Track down the lines that contain "station" and copy them.

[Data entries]
===============
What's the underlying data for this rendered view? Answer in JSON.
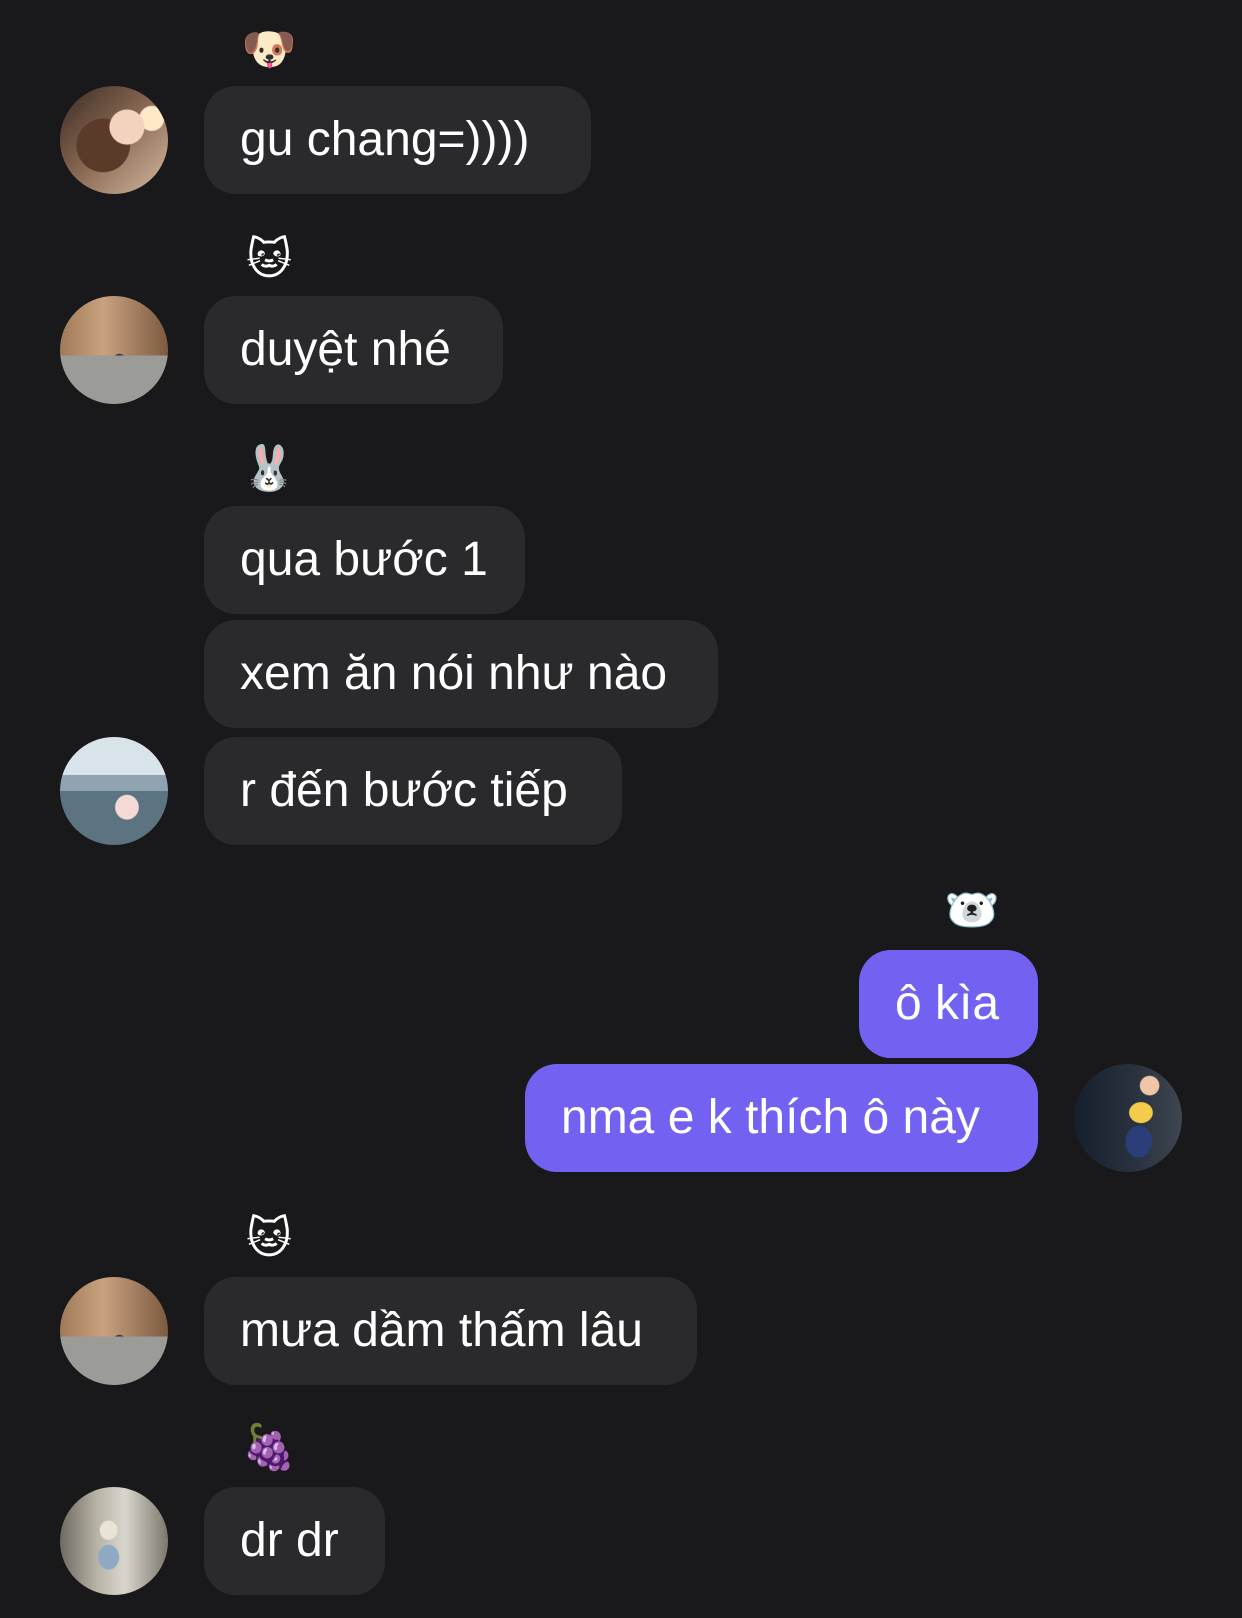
{
  "messages": [
    {
      "reaction": "🐶",
      "text": "gu chang=))))"
    },
    {
      "reaction": "🐱",
      "text": "duyệt nhé"
    },
    {
      "reaction": "🐰",
      "text": "qua bước 1"
    },
    {
      "text": "xem ăn nói như nào"
    },
    {
      "text": "r đến bước tiếp"
    },
    {
      "reaction": "🐻‍❄️",
      "text": "ô kìa"
    },
    {
      "text": "nma e k thích ô này"
    },
    {
      "reaction": "🐱",
      "text": "mưa dầm thấm lâu"
    },
    {
      "reaction": "🍇",
      "text": "dr dr"
    }
  ],
  "colors": {
    "background": "#19191b",
    "incoming_bubble": "#2a2a2d",
    "outgoing_bubble": "#7361f2",
    "text": "#ffffff"
  }
}
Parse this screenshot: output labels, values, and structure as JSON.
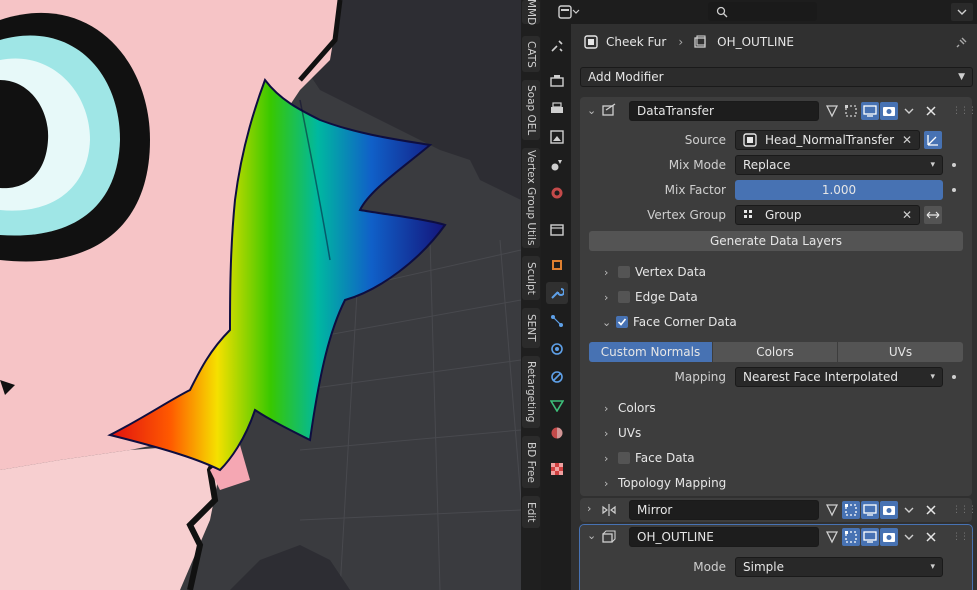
{
  "ntabs": [
    "MMD",
    "CATS",
    "Soap OEL",
    "Vertex Group Utils",
    "Sculpt",
    "SENT",
    "Retargeting",
    "BD Free",
    "Edit"
  ],
  "breadcrumb": {
    "object": "Cheek Fur",
    "modifier": "OH_OUTLINE"
  },
  "add_modifier": "Add Modifier",
  "datatransfer": {
    "name": "DataTransfer",
    "source_label": "Source",
    "source_value": "Head_NormalTransfer",
    "mix_mode_label": "Mix Mode",
    "mix_mode_value": "Replace",
    "mix_factor_label": "Mix Factor",
    "mix_factor_value": "1.000",
    "mix_factor_fraction": 1.0,
    "vertex_group_label": "Vertex Group",
    "vertex_group_value": "Group",
    "generate_button": "Generate Data Layers",
    "vertex_data": "Vertex Data",
    "edge_data": "Edge Data",
    "face_corner_data": "Face Corner Data",
    "tabs": [
      "Custom Normals",
      "Colors",
      "UVs"
    ],
    "mapping_label": "Mapping",
    "mapping_value": "Nearest Face Interpolated",
    "colors": "Colors",
    "uvs": "UVs",
    "face_data": "Face Data",
    "topology_mapping": "Topology Mapping"
  },
  "mirror": {
    "name": "Mirror"
  },
  "outline": {
    "name": "OH_OUTLINE",
    "mode_label": "Mode",
    "mode_value": "Simple"
  },
  "colors": {
    "accent": "#4772b3",
    "panel": "#3d3d3d",
    "bg": "#303030"
  }
}
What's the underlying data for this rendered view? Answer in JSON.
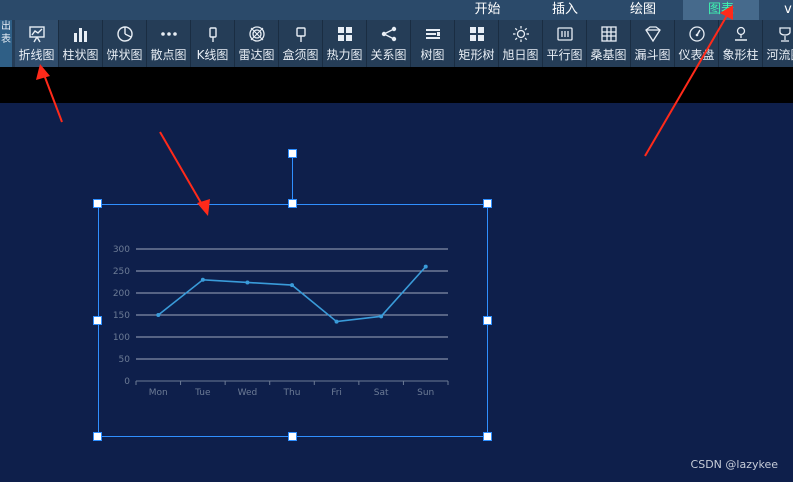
{
  "menu": {
    "tabs": [
      {
        "label": "开始"
      },
      {
        "label": "插入"
      },
      {
        "label": "绘图"
      },
      {
        "label": "图表"
      },
      {
        "label": "v"
      }
    ],
    "active_tab": "图表"
  },
  "toolbar": {
    "side_label": "出表",
    "tools": [
      {
        "label": "折线图",
        "icon": "line-chart-icon"
      },
      {
        "label": "柱状图",
        "icon": "bar-chart-icon"
      },
      {
        "label": "饼状图",
        "icon": "pie-chart-icon"
      },
      {
        "label": "散点图",
        "icon": "scatter-chart-icon"
      },
      {
        "label": "K线图",
        "icon": "candlestick-icon"
      },
      {
        "label": "雷达图",
        "icon": "radar-icon"
      },
      {
        "label": "盒须图",
        "icon": "boxplot-icon"
      },
      {
        "label": "热力图",
        "icon": "heatmap-icon"
      },
      {
        "label": "关系图",
        "icon": "graph-icon"
      },
      {
        "label": "树图",
        "icon": "tree-icon"
      },
      {
        "label": "矩形树",
        "icon": "treemap-icon"
      },
      {
        "label": "旭日图",
        "icon": "sunburst-icon"
      },
      {
        "label": "平行图",
        "icon": "parallel-icon"
      },
      {
        "label": "桑基图",
        "icon": "sankey-icon"
      },
      {
        "label": "漏斗图",
        "icon": "funnel-icon"
      },
      {
        "label": "仪表盘",
        "icon": "gauge-icon"
      },
      {
        "label": "象形柱",
        "icon": "pictorial-bar-icon"
      },
      {
        "label": "河流图",
        "icon": "theme-river-icon"
      }
    ]
  },
  "colors": {
    "accent": "#2f8fff",
    "active_tab_text": "#3ff0b0",
    "line": "#3a9bd9",
    "arrow": "#ff2a1a"
  },
  "chart_data": {
    "type": "line",
    "categories": [
      "Mon",
      "Tue",
      "Wed",
      "Thu",
      "Fri",
      "Sat",
      "Sun"
    ],
    "values": [
      150,
      230,
      224,
      218,
      135,
      147,
      260
    ],
    "ylim": [
      0,
      300
    ],
    "yticks": [
      0,
      50,
      100,
      150,
      200,
      250,
      300
    ],
    "grid": true,
    "title": "",
    "xlabel": "",
    "ylabel": ""
  },
  "watermark": "CSDN @lazykee"
}
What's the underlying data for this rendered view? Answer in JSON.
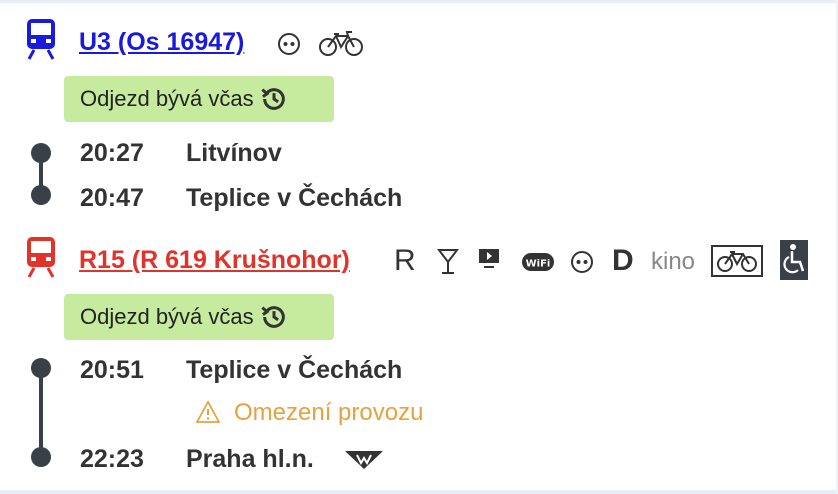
{
  "connections": [
    {
      "train_label": "U3 (Os 16947)",
      "train_color": "#1a1adb",
      "badge_text": "Odjezd bývá včas",
      "stops": [
        {
          "time": "20:27",
          "station": "Litvínov"
        },
        {
          "time": "20:47",
          "station": "Teplice v Čechách"
        }
      ],
      "icons": [
        "catering-icon",
        "bicycle-icon"
      ]
    },
    {
      "train_label": "R15 (R 619 Krušnohor)",
      "train_color": "#e0332a",
      "badge_text": "Odjezd bývá včas",
      "features": {
        "reservation": "R",
        "dining": "D",
        "cinema": "kino"
      },
      "warning": "Omezení provozu",
      "stops": [
        {
          "time": "20:51",
          "station": "Teplice v Čechách"
        },
        {
          "time": "22:23",
          "station": "Praha hl.n."
        }
      ],
      "icons": [
        "reservation-icon",
        "dining-car-icon",
        "entertainment-icon",
        "wifi-icon",
        "catering-icon",
        "bicycle-box-icon",
        "wheelchair-icon",
        "metro-icon"
      ]
    }
  ]
}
===============
### Reply
          "station": "Litvínov"
          "station": "Teplice v Čechách"
          "station": "Teplice v Čechách"
          "station": "Praha hl.n."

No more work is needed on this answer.